▸ **Stated exercise**
Retype everything in the listing, leaving each line exactly as it is.

::::

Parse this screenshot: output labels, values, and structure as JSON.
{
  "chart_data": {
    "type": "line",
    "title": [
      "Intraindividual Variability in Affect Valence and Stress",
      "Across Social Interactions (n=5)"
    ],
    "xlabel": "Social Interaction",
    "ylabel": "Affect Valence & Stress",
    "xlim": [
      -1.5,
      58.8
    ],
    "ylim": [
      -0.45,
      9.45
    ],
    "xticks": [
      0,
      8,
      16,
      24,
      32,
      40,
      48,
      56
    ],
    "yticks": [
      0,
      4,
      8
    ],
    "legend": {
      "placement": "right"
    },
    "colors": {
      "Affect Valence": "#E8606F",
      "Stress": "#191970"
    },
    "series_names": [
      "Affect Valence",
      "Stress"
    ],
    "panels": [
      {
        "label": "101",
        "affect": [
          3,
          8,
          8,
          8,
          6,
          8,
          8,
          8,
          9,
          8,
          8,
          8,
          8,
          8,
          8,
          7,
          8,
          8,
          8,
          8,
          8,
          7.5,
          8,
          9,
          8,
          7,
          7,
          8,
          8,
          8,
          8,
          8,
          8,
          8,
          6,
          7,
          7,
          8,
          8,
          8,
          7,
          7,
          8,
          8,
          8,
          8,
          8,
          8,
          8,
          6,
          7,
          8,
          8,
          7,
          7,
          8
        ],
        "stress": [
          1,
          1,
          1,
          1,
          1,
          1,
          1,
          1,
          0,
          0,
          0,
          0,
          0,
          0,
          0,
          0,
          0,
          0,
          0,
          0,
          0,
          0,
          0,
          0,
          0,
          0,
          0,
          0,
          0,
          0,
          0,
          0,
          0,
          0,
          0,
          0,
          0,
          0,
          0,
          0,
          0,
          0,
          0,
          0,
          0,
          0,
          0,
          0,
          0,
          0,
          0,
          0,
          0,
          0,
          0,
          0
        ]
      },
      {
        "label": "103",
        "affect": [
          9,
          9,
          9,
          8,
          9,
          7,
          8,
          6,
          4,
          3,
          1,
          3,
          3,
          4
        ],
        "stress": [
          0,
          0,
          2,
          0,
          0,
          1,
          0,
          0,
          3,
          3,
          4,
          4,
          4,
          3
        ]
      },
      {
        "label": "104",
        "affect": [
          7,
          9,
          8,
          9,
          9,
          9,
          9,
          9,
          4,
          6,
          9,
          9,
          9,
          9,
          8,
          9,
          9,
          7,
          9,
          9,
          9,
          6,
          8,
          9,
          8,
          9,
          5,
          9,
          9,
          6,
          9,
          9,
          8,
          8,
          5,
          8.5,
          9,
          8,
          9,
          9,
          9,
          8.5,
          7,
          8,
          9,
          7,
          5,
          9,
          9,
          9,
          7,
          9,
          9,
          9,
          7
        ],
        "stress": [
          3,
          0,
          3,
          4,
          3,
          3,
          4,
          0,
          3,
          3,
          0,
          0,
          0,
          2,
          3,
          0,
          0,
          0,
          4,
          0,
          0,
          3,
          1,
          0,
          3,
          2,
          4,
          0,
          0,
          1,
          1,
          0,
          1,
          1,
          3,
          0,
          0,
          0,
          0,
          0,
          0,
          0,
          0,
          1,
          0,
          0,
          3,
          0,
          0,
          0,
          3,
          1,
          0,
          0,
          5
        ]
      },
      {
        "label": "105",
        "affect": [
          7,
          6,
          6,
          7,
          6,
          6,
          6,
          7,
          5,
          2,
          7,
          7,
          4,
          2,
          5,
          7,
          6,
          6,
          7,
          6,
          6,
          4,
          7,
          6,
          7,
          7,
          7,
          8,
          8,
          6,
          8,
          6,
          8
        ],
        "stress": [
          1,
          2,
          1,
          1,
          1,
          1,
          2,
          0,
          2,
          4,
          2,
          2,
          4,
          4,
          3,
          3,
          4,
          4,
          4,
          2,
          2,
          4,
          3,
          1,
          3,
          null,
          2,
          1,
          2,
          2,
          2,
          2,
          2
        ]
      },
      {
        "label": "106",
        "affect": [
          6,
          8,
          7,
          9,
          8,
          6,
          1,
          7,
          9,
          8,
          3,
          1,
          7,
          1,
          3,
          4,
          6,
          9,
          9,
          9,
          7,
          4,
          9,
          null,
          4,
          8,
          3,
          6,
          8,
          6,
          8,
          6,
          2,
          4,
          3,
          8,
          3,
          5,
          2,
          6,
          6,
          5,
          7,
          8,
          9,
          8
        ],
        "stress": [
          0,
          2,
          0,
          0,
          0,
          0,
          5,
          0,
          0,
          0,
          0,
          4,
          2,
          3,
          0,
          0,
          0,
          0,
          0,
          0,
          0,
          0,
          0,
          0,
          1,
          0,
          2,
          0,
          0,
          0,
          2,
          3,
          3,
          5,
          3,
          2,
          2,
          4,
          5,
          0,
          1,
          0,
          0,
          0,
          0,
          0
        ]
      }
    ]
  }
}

::::

▸ **Solution below**
Parse this screenshot: output labels, values, and structure as JSON.
{
  "chart_data": {
    "type": "line",
    "title": [
      "Intraindividual Variability in Affect Valence and Stress",
      "Across Social Interactions (n=5)"
    ],
    "xlabel": "Social Interaction",
    "ylabel": "Affect Valence & Stress",
    "xlim": [
      -1.5,
      58.8
    ],
    "ylim": [
      -0.45,
      9.45
    ],
    "xticks": [
      0,
      8,
      16,
      24,
      32,
      40,
      48,
      56
    ],
    "yticks": [
      0,
      4,
      8
    ],
    "legend": {
      "placement": "right"
    },
    "colors": {
      "Affect Valence": "#E8606F",
      "Stress": "#191970"
    },
    "series_names": [
      "Affect Valence",
      "Stress"
    ],
    "panels": [
      {
        "label": "101",
        "affect": [
          3,
          8,
          8,
          8,
          6,
          8,
          8,
          8,
          9,
          8,
          8,
          8,
          8,
          8,
          8,
          7,
          8,
          8,
          8,
          8,
          8,
          7.5,
          8,
          9,
          8,
          7,
          7,
          8,
          8,
          8,
          8,
          8,
          8,
          8,
          6,
          7,
          7,
          8,
          8,
          8,
          7,
          7,
          8,
          8,
          8,
          8,
          8,
          8,
          8,
          6,
          7,
          8,
          8,
          7,
          7,
          8
        ],
        "stress": [
          1,
          1,
          1,
          1,
          1,
          1,
          1,
          1,
          0,
          0,
          0,
          0,
          0,
          0,
          0,
          0,
          0,
          0,
          0,
          0,
          0,
          0,
          0,
          0,
          0,
          0,
          0,
          0,
          0,
          0,
          0,
          0,
          0,
          0,
          0,
          0,
          0,
          0,
          0,
          0,
          0,
          0,
          0,
          0,
          0,
          0,
          0,
          0,
          0,
          0,
          0,
          0,
          0,
          0,
          0,
          0
        ]
      },
      {
        "label": "103",
        "affect": [
          9,
          9,
          9,
          8,
          9,
          7,
          8,
          6,
          4,
          3,
          1,
          3,
          3,
          4
        ],
        "stress": [
          0,
          0,
          2,
          0,
          0,
          1,
          0,
          0,
          3,
          3,
          4,
          4,
          4,
          3
        ]
      },
      {
        "label": "104",
        "affect": [
          7,
          9,
          8,
          9,
          9,
          9,
          9,
          9,
          4,
          6,
          9,
          9,
          9,
          9,
          8,
          9,
          9,
          7,
          9,
          9,
          9,
          6,
          8,
          9,
          8,
          9,
          5,
          9,
          9,
          6,
          9,
          9,
          8,
          8,
          5,
          8.5,
          9,
          8,
          9,
          9,
          9,
          8.5,
          7,
          8,
          9,
          7,
          5,
          9,
          9,
          9,
          7,
          9,
          9,
          9,
          7
        ],
        "stress": [
          3,
          0,
          3,
          4,
          3,
          3,
          4,
          0,
          3,
          3,
          0,
          0,
          0,
          2,
          3,
          0,
          0,
          0,
          4,
          0,
          0,
          3,
          1,
          0,
          3,
          2,
          4,
          0,
          0,
          1,
          1,
          0,
          1,
          1,
          3,
          0,
          0,
          0,
          0,
          0,
          0,
          0,
          0,
          1,
          0,
          0,
          3,
          0,
          0,
          0,
          3,
          1,
          0,
          0,
          5
        ]
      },
      {
        "label": "105",
        "affect": [
          7,
          6,
          6,
          7,
          6,
          6,
          6,
          7,
          5,
          2,
          7,
          7,
          4,
          2,
          5,
          7,
          6,
          6,
          7,
          6,
          6,
          4,
          7,
          6,
          7,
          7,
          7,
          8,
          8,
          6,
          8,
          6,
          8
        ],
        "stress": [
          1,
          2,
          1,
          1,
          1,
          1,
          2,
          0,
          2,
          4,
          2,
          2,
          4,
          4,
          3,
          3,
          4,
          4,
          4,
          2,
          2,
          4,
          3,
          1,
          3,
          null,
          2,
          1,
          2,
          2,
          2,
          2,
          2
        ]
      },
      {
        "label": "106",
        "affect": [
          6,
          8,
          7,
          9,
          8,
          6,
          1,
          7,
          9,
          8,
          3,
          1,
          7,
          1,
          3,
          4,
          6,
          9,
          9,
          9,
          7,
          4,
          9,
          null,
          4,
          8,
          3,
          6,
          8,
          6,
          8,
          6,
          2,
          4,
          3,
          8,
          3,
          5,
          2,
          6,
          6,
          5,
          7,
          8,
          9,
          8
        ],
        "stress": [
          0,
          2,
          0,
          0,
          0,
          0,
          5,
          0,
          0,
          0,
          0,
          4,
          2,
          3,
          0,
          0,
          0,
          0,
          0,
          0,
          0,
          0,
          0,
          0,
          1,
          0,
          2,
          0,
          0,
          0,
          2,
          3,
          3,
          5,
          3,
          2,
          2,
          4,
          5,
          0,
          1,
          0,
          0,
          0,
          0,
          0
        ]
      }
    ]
  }
}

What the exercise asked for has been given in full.